WHAT YOU HAVE TO DO:
Check every line of the entries for "ylabel", and copy the lines that hold it.

DATASET:
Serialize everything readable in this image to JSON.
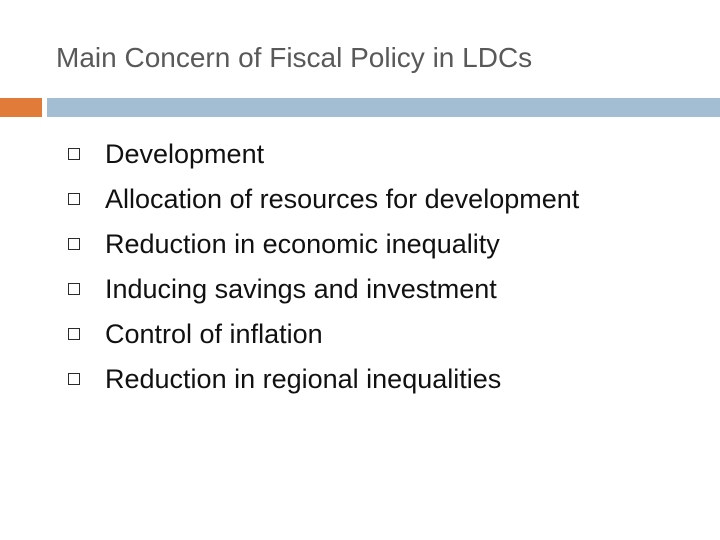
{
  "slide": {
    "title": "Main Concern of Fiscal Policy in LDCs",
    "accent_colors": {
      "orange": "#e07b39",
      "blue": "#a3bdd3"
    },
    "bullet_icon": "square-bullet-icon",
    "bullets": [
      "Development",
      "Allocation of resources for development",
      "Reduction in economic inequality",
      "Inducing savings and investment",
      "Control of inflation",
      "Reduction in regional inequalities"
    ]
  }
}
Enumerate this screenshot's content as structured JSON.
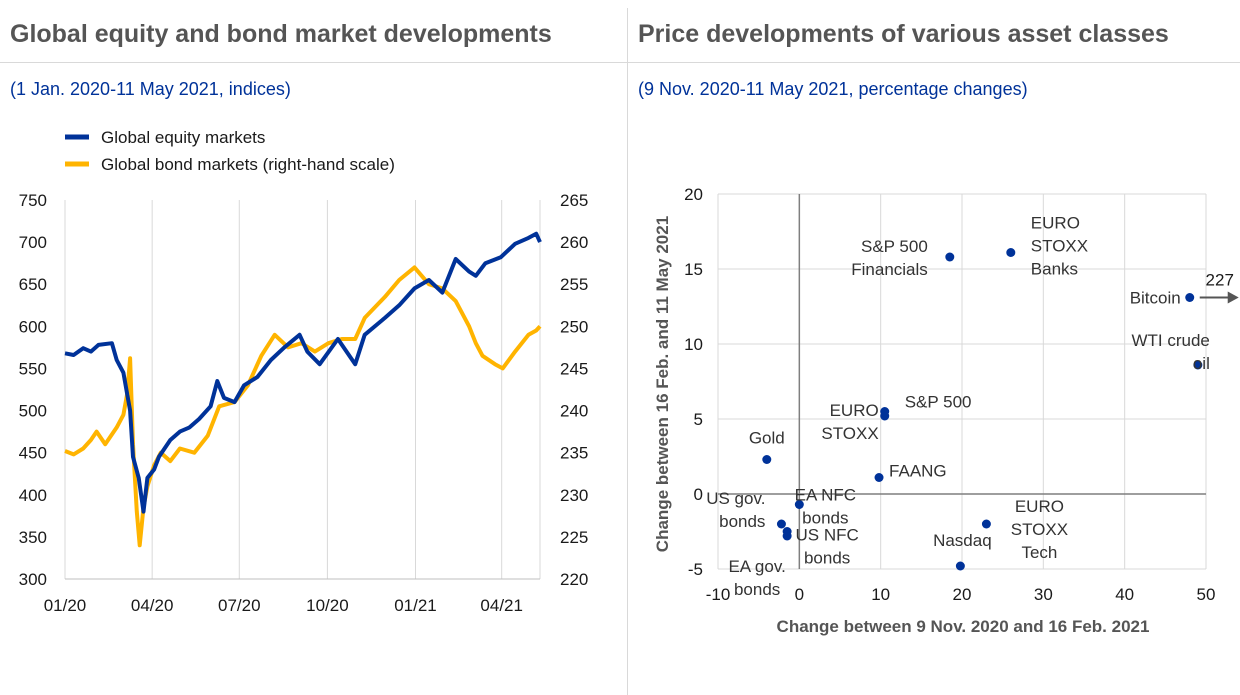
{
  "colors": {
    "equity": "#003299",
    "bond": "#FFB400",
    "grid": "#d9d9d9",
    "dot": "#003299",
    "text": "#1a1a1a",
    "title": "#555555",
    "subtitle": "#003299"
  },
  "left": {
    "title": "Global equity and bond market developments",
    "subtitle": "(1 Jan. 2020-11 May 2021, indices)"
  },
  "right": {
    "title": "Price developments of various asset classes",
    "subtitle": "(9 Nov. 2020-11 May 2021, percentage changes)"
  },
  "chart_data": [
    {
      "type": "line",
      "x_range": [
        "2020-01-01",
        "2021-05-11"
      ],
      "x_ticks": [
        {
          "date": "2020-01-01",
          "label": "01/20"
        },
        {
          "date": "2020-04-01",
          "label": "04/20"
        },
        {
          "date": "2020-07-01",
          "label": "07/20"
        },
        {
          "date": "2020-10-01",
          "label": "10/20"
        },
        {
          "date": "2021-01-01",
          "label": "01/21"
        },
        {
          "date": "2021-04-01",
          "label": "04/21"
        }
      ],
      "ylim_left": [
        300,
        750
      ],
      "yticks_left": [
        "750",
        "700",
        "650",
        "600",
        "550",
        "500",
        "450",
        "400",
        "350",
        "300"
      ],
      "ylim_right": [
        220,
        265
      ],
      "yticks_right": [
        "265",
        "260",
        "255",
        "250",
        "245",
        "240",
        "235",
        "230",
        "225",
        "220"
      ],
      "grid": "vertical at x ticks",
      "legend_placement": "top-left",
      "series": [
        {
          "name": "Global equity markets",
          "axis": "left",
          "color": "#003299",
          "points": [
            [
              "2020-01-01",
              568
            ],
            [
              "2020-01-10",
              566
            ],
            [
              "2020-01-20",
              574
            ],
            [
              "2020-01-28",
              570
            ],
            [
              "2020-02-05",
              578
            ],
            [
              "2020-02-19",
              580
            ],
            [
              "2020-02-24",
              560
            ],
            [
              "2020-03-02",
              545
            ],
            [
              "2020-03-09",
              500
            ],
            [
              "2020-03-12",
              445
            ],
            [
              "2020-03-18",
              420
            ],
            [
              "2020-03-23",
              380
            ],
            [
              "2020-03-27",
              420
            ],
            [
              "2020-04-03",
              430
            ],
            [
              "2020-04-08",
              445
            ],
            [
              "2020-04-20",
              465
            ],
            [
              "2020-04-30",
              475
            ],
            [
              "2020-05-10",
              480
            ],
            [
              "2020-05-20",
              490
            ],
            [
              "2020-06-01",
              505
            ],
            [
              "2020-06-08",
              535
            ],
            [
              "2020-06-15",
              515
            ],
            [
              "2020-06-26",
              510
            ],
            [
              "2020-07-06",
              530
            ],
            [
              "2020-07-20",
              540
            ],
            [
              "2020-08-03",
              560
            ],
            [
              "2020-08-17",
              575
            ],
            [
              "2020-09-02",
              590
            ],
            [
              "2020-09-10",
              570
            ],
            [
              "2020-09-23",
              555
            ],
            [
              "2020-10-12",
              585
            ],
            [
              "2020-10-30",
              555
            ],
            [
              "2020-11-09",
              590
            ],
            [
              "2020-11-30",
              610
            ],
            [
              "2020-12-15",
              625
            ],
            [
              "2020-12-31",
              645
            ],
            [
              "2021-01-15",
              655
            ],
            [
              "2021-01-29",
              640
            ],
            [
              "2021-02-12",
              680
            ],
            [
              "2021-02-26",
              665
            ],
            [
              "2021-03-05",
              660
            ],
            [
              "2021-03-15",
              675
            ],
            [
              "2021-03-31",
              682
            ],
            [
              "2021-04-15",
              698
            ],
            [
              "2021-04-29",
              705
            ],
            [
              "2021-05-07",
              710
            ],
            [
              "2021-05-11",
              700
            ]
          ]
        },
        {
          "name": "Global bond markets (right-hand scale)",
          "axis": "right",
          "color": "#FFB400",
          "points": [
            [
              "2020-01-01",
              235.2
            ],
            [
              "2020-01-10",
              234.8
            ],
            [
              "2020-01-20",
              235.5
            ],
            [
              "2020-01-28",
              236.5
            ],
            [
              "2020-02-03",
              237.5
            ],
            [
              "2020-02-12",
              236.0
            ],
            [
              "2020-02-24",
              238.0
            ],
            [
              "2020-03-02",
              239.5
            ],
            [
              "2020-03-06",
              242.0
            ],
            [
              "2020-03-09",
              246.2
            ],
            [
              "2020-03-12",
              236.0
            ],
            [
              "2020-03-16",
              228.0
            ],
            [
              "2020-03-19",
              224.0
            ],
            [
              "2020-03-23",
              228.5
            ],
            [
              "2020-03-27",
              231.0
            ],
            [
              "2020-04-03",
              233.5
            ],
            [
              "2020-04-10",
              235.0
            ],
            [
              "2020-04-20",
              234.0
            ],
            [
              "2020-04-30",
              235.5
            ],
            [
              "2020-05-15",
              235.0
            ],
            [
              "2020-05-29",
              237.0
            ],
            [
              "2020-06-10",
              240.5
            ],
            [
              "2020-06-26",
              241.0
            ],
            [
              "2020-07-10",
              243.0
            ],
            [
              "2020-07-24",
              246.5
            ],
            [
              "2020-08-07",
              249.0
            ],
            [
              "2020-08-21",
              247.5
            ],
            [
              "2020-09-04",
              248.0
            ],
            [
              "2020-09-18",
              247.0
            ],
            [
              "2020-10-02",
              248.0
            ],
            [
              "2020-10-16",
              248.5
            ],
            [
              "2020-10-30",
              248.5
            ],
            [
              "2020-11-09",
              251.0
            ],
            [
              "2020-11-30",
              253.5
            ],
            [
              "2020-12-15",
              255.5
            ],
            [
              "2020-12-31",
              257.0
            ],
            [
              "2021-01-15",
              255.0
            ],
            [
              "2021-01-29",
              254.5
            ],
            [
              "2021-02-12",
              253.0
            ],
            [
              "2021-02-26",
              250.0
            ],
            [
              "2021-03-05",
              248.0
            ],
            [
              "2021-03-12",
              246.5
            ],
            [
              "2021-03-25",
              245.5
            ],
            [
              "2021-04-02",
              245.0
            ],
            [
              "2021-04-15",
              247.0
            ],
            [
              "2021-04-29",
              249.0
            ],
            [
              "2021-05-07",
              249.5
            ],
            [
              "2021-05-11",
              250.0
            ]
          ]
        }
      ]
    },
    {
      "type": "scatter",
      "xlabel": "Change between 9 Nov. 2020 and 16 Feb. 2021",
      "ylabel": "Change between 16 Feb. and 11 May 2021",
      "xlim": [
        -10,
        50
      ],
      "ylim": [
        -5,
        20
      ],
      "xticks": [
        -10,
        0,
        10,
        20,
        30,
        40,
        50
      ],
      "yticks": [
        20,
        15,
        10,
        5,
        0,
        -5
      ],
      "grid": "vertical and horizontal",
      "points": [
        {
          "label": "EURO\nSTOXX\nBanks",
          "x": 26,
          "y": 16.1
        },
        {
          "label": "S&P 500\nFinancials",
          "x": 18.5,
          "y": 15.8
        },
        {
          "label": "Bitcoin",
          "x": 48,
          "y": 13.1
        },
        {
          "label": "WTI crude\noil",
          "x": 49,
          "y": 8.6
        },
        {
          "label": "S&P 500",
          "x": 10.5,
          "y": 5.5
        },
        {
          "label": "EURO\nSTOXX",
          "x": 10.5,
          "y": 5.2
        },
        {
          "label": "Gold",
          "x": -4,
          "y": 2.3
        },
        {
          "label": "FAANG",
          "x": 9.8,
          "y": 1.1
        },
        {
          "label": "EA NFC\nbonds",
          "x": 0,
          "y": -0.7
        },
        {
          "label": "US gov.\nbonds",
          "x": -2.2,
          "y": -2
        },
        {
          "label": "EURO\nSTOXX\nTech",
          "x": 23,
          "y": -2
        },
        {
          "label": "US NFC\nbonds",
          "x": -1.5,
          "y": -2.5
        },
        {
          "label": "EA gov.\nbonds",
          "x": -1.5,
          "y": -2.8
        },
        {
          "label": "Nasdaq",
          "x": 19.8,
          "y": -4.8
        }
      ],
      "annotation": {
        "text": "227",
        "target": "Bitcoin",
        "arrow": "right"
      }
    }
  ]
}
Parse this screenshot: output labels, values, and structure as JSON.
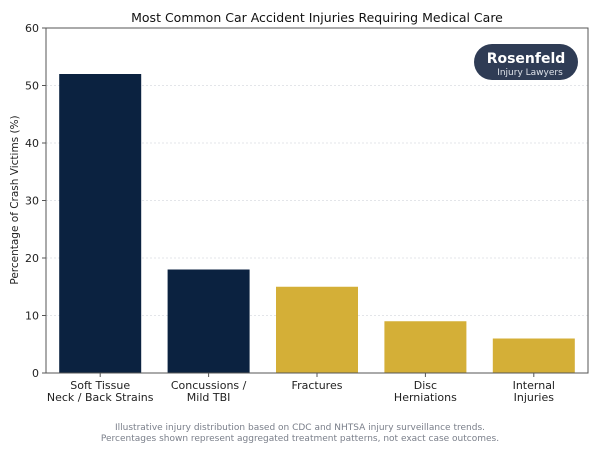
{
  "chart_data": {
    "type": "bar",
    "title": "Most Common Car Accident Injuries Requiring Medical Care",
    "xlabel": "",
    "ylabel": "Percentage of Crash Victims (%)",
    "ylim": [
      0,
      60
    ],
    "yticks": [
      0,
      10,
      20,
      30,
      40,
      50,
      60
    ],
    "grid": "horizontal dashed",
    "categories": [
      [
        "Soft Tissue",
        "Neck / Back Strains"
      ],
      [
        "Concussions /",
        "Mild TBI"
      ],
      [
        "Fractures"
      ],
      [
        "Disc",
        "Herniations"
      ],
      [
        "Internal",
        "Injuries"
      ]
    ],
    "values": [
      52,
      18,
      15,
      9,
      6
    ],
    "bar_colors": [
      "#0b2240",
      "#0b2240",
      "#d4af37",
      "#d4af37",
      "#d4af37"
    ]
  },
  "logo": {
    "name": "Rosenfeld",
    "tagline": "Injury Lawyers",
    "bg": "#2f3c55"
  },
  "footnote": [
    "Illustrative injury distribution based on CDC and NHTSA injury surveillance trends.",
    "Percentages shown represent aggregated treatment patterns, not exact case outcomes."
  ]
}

SOLUTION:
      "ylabel": "Change between 16 Feb. and 11 May 2021",
    "ylabel": "Percentage of Crash Victims (%)",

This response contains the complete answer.